_Set task_. Extract the whole listing as it stands. Do not include the pictures.

■ ■ ■ ■

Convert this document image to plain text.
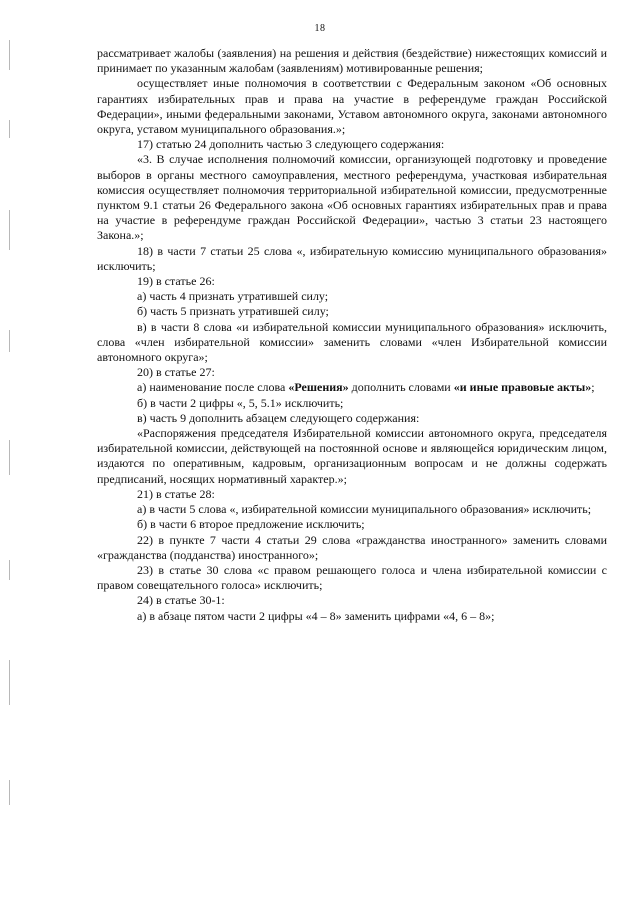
18

рассматривает жалобы (заявления) на решения и действия (бездействие) нижестоящих комиссий и принимает по указанным жалобам (заявлениям) мотивированные решения;

осуществляет иные полномочия в соответствии с Федеральным законом «Об основных гарантиях избирательных прав и права на участие в референдуме граждан Российской Федерации», иными федеральными законами, Уставом автономного округа, законами автономного округа, уставом муниципального образования.»;

17) статью 24 дополнить частью 3 следующего содержания:

«3. В случае исполнения полномочий комиссии, организующей подготовку и проведение выборов в органы местного самоуправления, местного референдума, участковая избирательная комиссия осуществляет полномочия территориальной избирательной комиссии, предусмотренные пунктом 9.1 статьи 26 Федерального закона «Об основных гарантиях избирательных прав и права на участие в референдуме граждан Российской Федерации», частью 3 статьи 23 настоящего Закона.»;

18) в части 7 статьи 25 слова «, избирательную комиссию муниципального образования» исключить;

19) в статье 26:

а) часть 4 признать утратившей силу;

б) часть 5 признать утратившей силу;

в) в части 8 слова «и избирательной комиссии муниципального образования» исключить, слова «член избирательной комиссии» заменить словами «член Избирательной комиссии автономного округа»;

20) в статье 27:

а) наименование после слова «Решения» дополнить словами «и иные правовые акты»;

б) в части 2 цифры «, 5, 5.1» исключить;

в) часть 9 дополнить абзацем следующего содержания:

«Распоряжения председателя Избирательной комиссии автономного округа, председателя избирательной комиссии, действующей на постоянной основе и являющейся юридическим лицом, издаются по оперативным, кадровым, организационным вопросам и не должны содержать предписаний, носящих нормативный характер.»;

21) в статье 28:

а) в части 5 слова «, избирательной комиссии муниципального образования» исключить;

б) в части 6 второе предложение исключить;

22) в пункте 7 части 4 статьи 29 слова «гражданства иностранного» заменить словами «гражданства (подданства) иностранного»;

23) в статье 30 слова «с правом решающего голоса и члена избирательной комиссии с правом совещательного голоса» исключить;

24) в статье 30-1:

а) в абзаце пятом части 2 цифры «4 – 8» заменить цифрами «4, 6 – 8»;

■ ■ ■ ■

_Task solution_.
Convert this document image to plain text.
18

рассматривает жалобы (заявления) на решения и действия (бездействие) нижестоящих комиссий и принимает по указанным жалобам (заявлениям) мотивированные решения;

осуществляет иные полномочия в соответствии с Федеральным законом «Об основных гарантиях избирательных прав и права на участие в референдуме граждан Российской Федерации», иными федеральными законами, Уставом автономного округа, законами автономного округа, уставом муниципального образования.»;

17) статью 24 дополнить частью 3 следующего содержания:

«3. В случае исполнения полномочий комиссии, организующей подготовку и проведение выборов в органы местного самоуправления, местного референдума, участковая избирательная комиссия осуществляет полномочия территориальной избирательной комиссии, предусмотренные пунктом 9.1 статьи 26 Федерального закона «Об основных гарантиях избирательных прав и права на участие в референдуме граждан Российской Федерации», частью 3 статьи 23 настоящего Закона.»;

18) в части 7 статьи 25 слова «, избирательную комиссию муниципального образования» исключить;

19) в статье 26:

а) часть 4 признать утратившей силу;

б) часть 5 признать утратившей силу;

в) в части 8 слова «и избирательной комиссии муниципального образования» исключить, слова «член избирательной комиссии» заменить словами «член Избирательной комиссии автономного округа»;

20) в статье 27:

а) наименование после слова «Решения» дополнить словами «и иные правовые акты»;

б) в части 2 цифры «, 5, 5.1» исключить;

в) часть 9 дополнить абзацем следующего содержания:

«Распоряжения председателя Избирательной комиссии автономного округа, председателя избирательной комиссии, действующей на постоянной основе и являющейся юридическим лицом, издаются по оперативным, кадровым, организационным вопросам и не должны содержать предписаний, носящих нормативный характер.»;

21) в статье 28:

а) в части 5 слова «, избирательной комиссии муниципального образования» исключить;

б) в части 6 второе предложение исключить;

22) в пункте 7 части 4 статьи 29 слова «гражданства иностранного» заменить словами «гражданства (подданства) иностранного»;

23) в статье 30 слова «с правом решающего голоса и члена избирательной комиссии с правом совещательного голоса» исключить;

24) в статье 30-1:

а) в абзаце пятом части 2 цифры «4 – 8» заменить цифрами «4, 6 – 8»;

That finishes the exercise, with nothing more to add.